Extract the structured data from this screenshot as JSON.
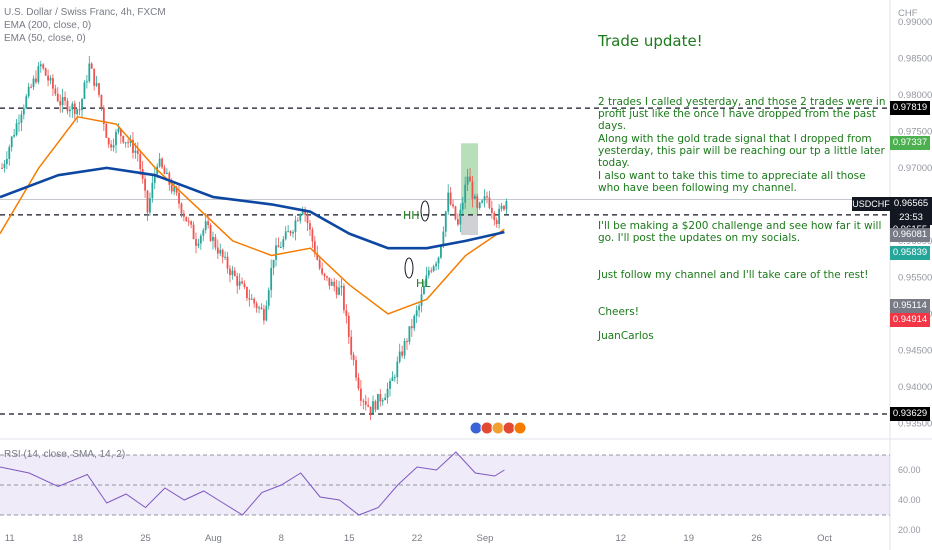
{
  "legend": {
    "symbol": "U.S. Dollar / Swiss Franc, 4h, FXCM",
    "ema200": "EMA (200, close, 0)",
    "ema50": "EMA (50, close, 0)",
    "rsi": "RSI (14, close, SMA, 14, 2)"
  },
  "note": {
    "title": "Trade update!",
    "p1": "2 trades I called yesterday, and those 2 trades were in profit just like the once I have dropped from the past days.",
    "p2": "Along with the gold trade signal that I dropped from yesterday, this pair will be reaching our tp a little later today.",
    "p3": "I also want to take this time to appreciate all those who have been following my channel.",
    "p4": "I'll be making a $200 challenge and see how far it will go. I'll post the updates on my socials.",
    "p5": "Just follow my channel and I'll take care of the rest!",
    "p6": "Cheers!",
    "p7": "JuanCarlos"
  },
  "annotations": {
    "hh": "HH",
    "hl": "HL"
  },
  "price_tags": [
    {
      "label": "0.97819",
      "color": "#000000",
      "text_color": "#ffffff"
    },
    {
      "label": "0.97337",
      "color": "#4caf50",
      "text_color": "#ffffff"
    },
    {
      "label": "0.96357",
      "color": "#787b86",
      "text_color": "#ffffff"
    },
    {
      "label": "0.96155",
      "color": "#131722",
      "text_color": "#ffffff"
    },
    {
      "label": "0.96081",
      "color": "#787b86",
      "text_color": "#ffffff"
    },
    {
      "label": "0.95839",
      "color": "#26a69a",
      "text_color": "#ffffff"
    },
    {
      "label": "0.95114",
      "color": "#787b86",
      "text_color": "#ffffff"
    },
    {
      "label": "0.94914",
      "color": "#f23645",
      "text_color": "#ffffff"
    },
    {
      "label": "0.93629",
      "color": "#000000",
      "text_color": "#ffffff"
    }
  ],
  "current": {
    "symbol": "USDCHF",
    "price": "0.96565",
    "countdown": "23:53"
  },
  "axis": {
    "currency": "CHF"
  },
  "chart_data": {
    "type": "candlestick",
    "price_ticks": [
      0.99,
      0.985,
      0.98,
      0.975,
      0.97,
      0.965,
      0.96,
      0.955,
      0.95,
      0.945,
      0.94,
      0.935
    ],
    "price_tick_labels": [
      "0.99000",
      "0.98500",
      "0.98000",
      "0.97500",
      "0.97000",
      "0.96500",
      "0.96000",
      "0.95500",
      "0.95000",
      "0.94500",
      "0.94000",
      "0.93500"
    ],
    "ylim": [
      0.933,
      0.993
    ],
    "x_ticks": [
      "11",
      "18",
      "25",
      "Aug",
      "8",
      "15",
      "22",
      "Sep",
      "12",
      "19",
      "26",
      "Oct",
      "10"
    ],
    "horizontal_levels": [
      0.97819,
      0.96357,
      0.93629
    ],
    "close_path": [
      {
        "d": 0,
        "c": 0.97
      },
      {
        "d": 2,
        "c": 0.978
      },
      {
        "d": 4,
        "c": 0.984
      },
      {
        "d": 6,
        "c": 0.979
      },
      {
        "d": 8,
        "c": 0.978
      },
      {
        "d": 9,
        "c": 0.984
      },
      {
        "d": 10,
        "c": 0.98
      },
      {
        "d": 11,
        "c": 0.973
      },
      {
        "d": 12,
        "c": 0.975
      },
      {
        "d": 14,
        "c": 0.972
      },
      {
        "d": 15,
        "c": 0.964
      },
      {
        "d": 16,
        "c": 0.971
      },
      {
        "d": 18,
        "c": 0.966
      },
      {
        "d": 20,
        "c": 0.96
      },
      {
        "d": 21,
        "c": 0.962
      },
      {
        "d": 23,
        "c": 0.957
      },
      {
        "d": 25,
        "c": 0.953
      },
      {
        "d": 27,
        "c": 0.95
      },
      {
        "d": 28,
        "c": 0.958
      },
      {
        "d": 30,
        "c": 0.962
      },
      {
        "d": 31,
        "c": 0.965
      },
      {
        "d": 33,
        "c": 0.955
      },
      {
        "d": 35,
        "c": 0.953
      },
      {
        "d": 36,
        "c": 0.945
      },
      {
        "d": 37,
        "c": 0.939
      },
      {
        "d": 38,
        "c": 0.937
      },
      {
        "d": 40,
        "c": 0.94
      },
      {
        "d": 41,
        "c": 0.944
      },
      {
        "d": 43,
        "c": 0.951
      },
      {
        "d": 44,
        "c": 0.956
      },
      {
        "d": 45,
        "c": 0.958
      },
      {
        "d": 46,
        "c": 0.966
      },
      {
        "d": 47,
        "c": 0.962
      },
      {
        "d": 48,
        "c": 0.969
      },
      {
        "d": 49,
        "c": 0.964
      },
      {
        "d": 50,
        "c": 0.966
      },
      {
        "d": 51,
        "c": 0.963
      },
      {
        "d": 52,
        "c": 0.96565
      }
    ],
    "ema50": [
      {
        "d": 0,
        "v": 0.961
      },
      {
        "d": 4,
        "v": 0.97
      },
      {
        "d": 8,
        "v": 0.977
      },
      {
        "d": 12,
        "v": 0.976
      },
      {
        "d": 16,
        "v": 0.97
      },
      {
        "d": 20,
        "v": 0.965
      },
      {
        "d": 24,
        "v": 0.96
      },
      {
        "d": 28,
        "v": 0.958
      },
      {
        "d": 32,
        "v": 0.959
      },
      {
        "d": 36,
        "v": 0.954
      },
      {
        "d": 40,
        "v": 0.95
      },
      {
        "d": 44,
        "v": 0.952
      },
      {
        "d": 48,
        "v": 0.958
      },
      {
        "d": 52,
        "v": 0.9616
      }
    ],
    "ema200": [
      {
        "d": 0,
        "v": 0.966
      },
      {
        "d": 6,
        "v": 0.969
      },
      {
        "d": 11,
        "v": 0.97
      },
      {
        "d": 16,
        "v": 0.969
      },
      {
        "d": 22,
        "v": 0.966
      },
      {
        "d": 28,
        "v": 0.965
      },
      {
        "d": 32,
        "v": 0.964
      },
      {
        "d": 36,
        "v": 0.961
      },
      {
        "d": 40,
        "v": 0.959
      },
      {
        "d": 44,
        "v": 0.959
      },
      {
        "d": 48,
        "v": 0.96
      },
      {
        "d": 52,
        "v": 0.9612
      }
    ],
    "trade_box": {
      "entry": 0.96357,
      "tp": 0.97337,
      "stop": 0.96081
    },
    "rsi": {
      "ticks": [
        80,
        60,
        40,
        20
      ],
      "tick_labels": [
        "80.00",
        "60.00",
        "40.00",
        "20.00"
      ],
      "ylim": [
        20,
        80
      ],
      "bands": [
        70,
        30
      ],
      "values": [
        {
          "d": 0,
          "v": 62
        },
        {
          "d": 3,
          "v": 58
        },
        {
          "d": 6,
          "v": 49
        },
        {
          "d": 9,
          "v": 57
        },
        {
          "d": 11,
          "v": 38
        },
        {
          "d": 13,
          "v": 44
        },
        {
          "d": 15,
          "v": 35
        },
        {
          "d": 17,
          "v": 48
        },
        {
          "d": 19,
          "v": 40
        },
        {
          "d": 21,
          "v": 46
        },
        {
          "d": 23,
          "v": 38
        },
        {
          "d": 25,
          "v": 30
        },
        {
          "d": 27,
          "v": 45
        },
        {
          "d": 29,
          "v": 50
        },
        {
          "d": 31,
          "v": 58
        },
        {
          "d": 33,
          "v": 42
        },
        {
          "d": 35,
          "v": 40
        },
        {
          "d": 37,
          "v": 30
        },
        {
          "d": 39,
          "v": 35
        },
        {
          "d": 41,
          "v": 50
        },
        {
          "d": 43,
          "v": 62
        },
        {
          "d": 45,
          "v": 60
        },
        {
          "d": 47,
          "v": 72
        },
        {
          "d": 49,
          "v": 58
        },
        {
          "d": 51,
          "v": 56
        },
        {
          "d": 52,
          "v": 60
        }
      ]
    }
  }
}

**WRITTEN REQUEST**
Using the listing, collect all lines in which the string "take" is found.

**RESULT**
    "p3": "I also want to take this time to appreciate all those who have been following my channel.",
    "p5": "Just follow my channel and I'll take care of the rest!",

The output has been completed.